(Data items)
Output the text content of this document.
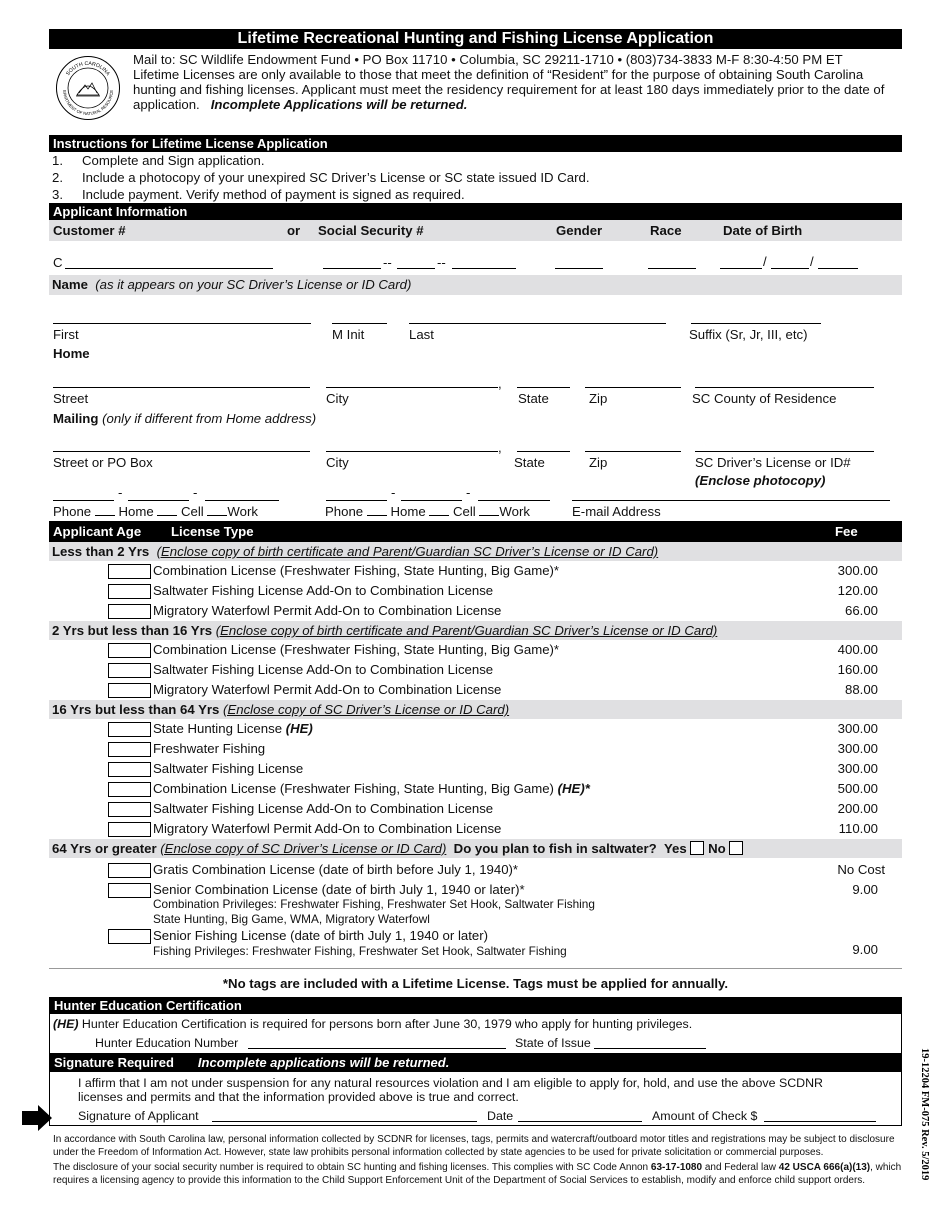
Lifetime Recreational Hunting and Fishing License Application
SOUTH CAROLINA
EPARTMENT OF NATURAL RESOURCE
Mail to: SC Wildlife Endowment Fund • PO Box 11710 • Columbia, SC 29211-1710 • (803)734-3833 M-F 8:30-4:50 PM ET
Lifetime Licenses are only available to those that meet the definition of “Resident” for the purpose of obtaining South Carolina hunting and fishing licenses. Applicant must meet the residency requirement for at least 180 days immediately prior to the date of application. Incomplete Applications will be returned.
Instructions for Lifetime License Application
1. Complete and Sign application.
2. Include a photocopy of your unexpired SC Driver’s License or SC state issued ID Card.
3. Include payment. Verify method of payment is signed as required.
Applicant Information
Customer #	or Social Security #	Gender	Race	Date of Birth
C	--	--	/	/
Name (as it appears on your SC Driver’s License or ID Card)
First	M Init	Last	Suffix (Sr, Jr, III, etc)
Home
,
Street	City	State	Zip	SC County of Residence
Mailing (only if different from Home address)
,
Street or PO Box	City	State	Zip	SC Driver’s License or ID#
(Enclose photocopy)
-	-	-	-
Phone Home Cell Work	Phone Home Cell Work	E-mail Address
Applicant Age License Type	Fee
Less than 2 Yrs (Enclose copy of birth certificate and Parent/Guardian SC Driver’s License or ID Card)
Combination License (Freshwater Fishing, State Hunting, Big Game)*	300.00
Saltwater Fishing License Add-On to Combination License	120.00
Migratory Waterfowl Permit Add-On to Combination License	66.00
2 Yrs but less than 16 Yrs (Enclose copy of birth certificate and Parent/Guardian SC Driver’s License or ID Card)
Combination License (Freshwater Fishing, State Hunting, Big Game)*	400.00
Saltwater Fishing License Add-On to Combination License	160.00
Migratory Waterfowl Permit Add-On to Combination License	88.00
16 Yrs but less than 64 Yrs (Enclose copy of SC Driver’s License or ID Card)
State Hunting License (HE)	300.00
Freshwater Fishing	300.00
Saltwater Fishing License	300.00
Combination License (Freshwater Fishing, State Hunting, Big Game) (HE)*	500.00
Saltwater Fishing License Add-On to Combination License	200.00
Migratory Waterfowl Permit Add-On to Combination License	110.00
64 Yrs or greater (Enclose copy of SC Driver’s License or ID Card) Do you plan to fish in saltwater? Yes No
Gratis Combination License (date of birth before July 1, 1940)*	No Cost
Senior Combination License (date of birth July 1, 1940 or later)*	9.00
Combination Privileges: Freshwater Fishing, Freshwater Set Hook, Saltwater Fishing
State Hunting, Big Game, WMA, Migratory Waterfowl
Senior Fishing License (date of birth July 1, 1940 or later)
Fishing Privileges: Freshwater Fishing, Freshwater Set Hook, Saltwater Fishing	9.00
*No tags are included with a Lifetime License. Tags must be applied for annually.
Hunter Education Certification
(HE) Hunter Education Certification is required for persons born after June 30, 1979 who apply for hunting privileges.
Hunter Education Number	State of Issue
Signature Required Incomplete applications will be returned.
I affirm that I am not under suspension for any natural resources violation and I am eligible to apply for, hold, and use the above SCDNR licenses and permits and that the information provided above is true and correct.
Signature of Applicant	Date	Amount of Check $
In accordance with South Carolina law, personal information collected by SCDNR for licenses, tags, permits and watercraft/outboard motor titles and registrations may be subject to disclosure under the Freedom of Information Act. However, state law prohibits personal information collected by state agencies to be used for private solicitation or commercial purposes.
The disclosure of your social security number is required to obtain SC hunting and fishing licenses. This complies with SC Code Annon 63-17-1080 and Federal law 42 USCA 666(a)(13), which requires a licensing agency to provide this information to the Child Support Enforcement Unit of the Department of Social Services to establish, modify and enforce child support orders.	19-12204 FM-075 Rev. 5/2019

**STATED GOAL:** Copy every line of the data exactly as written, excluding the pictures.

**ANSWER TO THE PROBLEM:**
Output the text content of this document.
Lifetime Recreational Hunting and Fishing License Application
SOUTH CAROLINA
EPARTMENT OF NATURAL RESOURCE
Mail to: SC Wildlife Endowment Fund • PO Box 11710 • Columbia, SC 29211-1710 • (803)734-3833 M-F 8:30-4:50 PM ET
Lifetime Licenses are only available to those that meet the definition of “Resident” for the purpose of obtaining South Carolina hunting and fishing licenses. Applicant must meet the residency requirement for at least 180 days immediately prior to the date of application. Incomplete Applications will be returned.
Instructions for Lifetime License Application
1. Complete and Sign application.
2. Include a photocopy of your unexpired SC Driver’s License or SC state issued ID Card.
3. Include payment. Verify method of payment is signed as required.
Applicant Information
Customer #	or Social Security #	Gender	Race	Date of Birth
C	--	--	/	/
Name (as it appears on your SC Driver’s License or ID Card)
First	M Init	Last	Suffix (Sr, Jr, III, etc)
Home
,
Street	City	State	Zip	SC County of Residence
Mailing (only if different from Home address)
,
Street or PO Box	City	State	Zip	SC Driver’s License or ID#
(Enclose photocopy)
-	-	-	-
Phone Home Cell Work	Phone Home Cell Work	E-mail Address
Applicant Age License Type	Fee
Less than 2 Yrs (Enclose copy of birth certificate and Parent/Guardian SC Driver’s License or ID Card)
Combination License (Freshwater Fishing, State Hunting, Big Game)*	300.00
Saltwater Fishing License Add-On to Combination License	120.00
Migratory Waterfowl Permit Add-On to Combination License	66.00
2 Yrs but less than 16 Yrs (Enclose copy of birth certificate and Parent/Guardian SC Driver’s License or ID Card)
Combination License (Freshwater Fishing, State Hunting, Big Game)*	400.00
Saltwater Fishing License Add-On to Combination License	160.00
Migratory Waterfowl Permit Add-On to Combination License	88.00
16 Yrs but less than 64 Yrs (Enclose copy of SC Driver’s License or ID Card)
State Hunting License (HE)	300.00
Freshwater Fishing	300.00
Saltwater Fishing License	300.00
Combination License (Freshwater Fishing, State Hunting, Big Game) (HE)*	500.00
Saltwater Fishing License Add-On to Combination License	200.00
Migratory Waterfowl Permit Add-On to Combination License	110.00
64 Yrs or greater (Enclose copy of SC Driver’s License or ID Card) Do you plan to fish in saltwater? Yes No
Gratis Combination License (date of birth before July 1, 1940)*	No Cost
Senior Combination License (date of birth July 1, 1940 or later)*	9.00
Combination Privileges: Freshwater Fishing, Freshwater Set Hook, Saltwater Fishing
State Hunting, Big Game, WMA, Migratory Waterfowl
Senior Fishing License (date of birth July 1, 1940 or later)
Fishing Privileges: Freshwater Fishing, Freshwater Set Hook, Saltwater Fishing	9.00
*No tags are included with a Lifetime License. Tags must be applied for annually.
Hunter Education Certification
(HE) Hunter Education Certification is required for persons born after June 30, 1979 who apply for hunting privileges.
Hunter Education Number	State of Issue
Signature Required Incomplete applications will be returned.
I affirm that I am not under suspension for any natural resources violation and I am eligible to apply for, hold, and use the above SCDNR licenses and permits and that the information provided above is true and correct.
Signature of Applicant	Date	Amount of Check $
In accordance with South Carolina law, personal information collected by SCDNR for licenses, tags, permits and watercraft/outboard motor titles and registrations may be subject to disclosure under the Freedom of Information Act. However, state law prohibits personal information collected by state agencies to be used for private solicitation or commercial purposes.
The disclosure of your social security number is required to obtain SC hunting and fishing licenses. This complies with SC Code Annon 63-17-1080 and Federal law 42 USCA 666(a)(13), which requires a licensing agency to provide this information to the Child Support Enforcement Unit of the Department of Social Services to establish, modify and enforce child support orders.	19-12204 FM-075 Rev. 5/2019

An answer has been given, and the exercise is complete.